■ Information shown ■
════════════════════
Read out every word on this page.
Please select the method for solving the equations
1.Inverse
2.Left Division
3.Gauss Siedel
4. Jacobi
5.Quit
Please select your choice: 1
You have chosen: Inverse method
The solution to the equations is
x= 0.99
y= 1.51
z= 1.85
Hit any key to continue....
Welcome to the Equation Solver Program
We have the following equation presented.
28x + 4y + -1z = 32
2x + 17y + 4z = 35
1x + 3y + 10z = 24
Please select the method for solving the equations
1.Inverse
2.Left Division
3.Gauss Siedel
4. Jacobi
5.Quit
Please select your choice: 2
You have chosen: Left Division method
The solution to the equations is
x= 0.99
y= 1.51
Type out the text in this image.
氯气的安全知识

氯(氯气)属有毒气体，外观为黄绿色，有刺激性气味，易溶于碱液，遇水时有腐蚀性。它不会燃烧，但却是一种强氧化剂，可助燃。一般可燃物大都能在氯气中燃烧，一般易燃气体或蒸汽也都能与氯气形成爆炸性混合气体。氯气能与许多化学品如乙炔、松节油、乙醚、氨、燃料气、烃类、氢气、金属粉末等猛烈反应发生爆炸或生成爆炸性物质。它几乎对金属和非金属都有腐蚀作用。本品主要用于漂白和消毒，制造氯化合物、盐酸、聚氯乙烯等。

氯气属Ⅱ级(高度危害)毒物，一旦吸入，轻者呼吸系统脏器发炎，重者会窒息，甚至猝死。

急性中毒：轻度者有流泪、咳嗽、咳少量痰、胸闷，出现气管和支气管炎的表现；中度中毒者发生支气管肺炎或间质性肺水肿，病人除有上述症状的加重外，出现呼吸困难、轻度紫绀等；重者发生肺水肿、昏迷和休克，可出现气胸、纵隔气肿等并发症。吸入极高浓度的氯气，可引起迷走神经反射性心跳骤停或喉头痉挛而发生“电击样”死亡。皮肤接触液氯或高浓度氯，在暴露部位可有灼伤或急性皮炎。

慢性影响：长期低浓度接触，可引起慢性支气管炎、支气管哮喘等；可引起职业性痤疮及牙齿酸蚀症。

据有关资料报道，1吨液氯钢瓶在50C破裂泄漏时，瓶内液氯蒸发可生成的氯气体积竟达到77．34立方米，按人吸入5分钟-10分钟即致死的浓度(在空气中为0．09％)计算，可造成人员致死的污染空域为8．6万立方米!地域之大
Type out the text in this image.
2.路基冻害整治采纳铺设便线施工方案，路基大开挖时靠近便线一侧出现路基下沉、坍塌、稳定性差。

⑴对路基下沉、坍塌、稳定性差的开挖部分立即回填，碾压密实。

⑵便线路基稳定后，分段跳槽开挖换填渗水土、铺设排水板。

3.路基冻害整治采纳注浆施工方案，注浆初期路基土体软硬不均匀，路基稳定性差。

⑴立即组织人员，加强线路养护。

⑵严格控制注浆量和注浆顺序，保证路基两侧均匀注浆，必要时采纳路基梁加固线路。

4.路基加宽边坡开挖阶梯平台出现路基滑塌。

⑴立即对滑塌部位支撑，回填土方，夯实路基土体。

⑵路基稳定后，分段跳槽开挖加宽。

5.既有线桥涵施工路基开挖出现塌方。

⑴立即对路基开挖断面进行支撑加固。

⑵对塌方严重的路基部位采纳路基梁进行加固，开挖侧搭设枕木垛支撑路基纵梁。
════════════════════
■ Problem description ■
In the listing above, find the lines holding the word "choice" and copy them.

■ Task response ■
Please select your choice: 1
Please select your choice: 2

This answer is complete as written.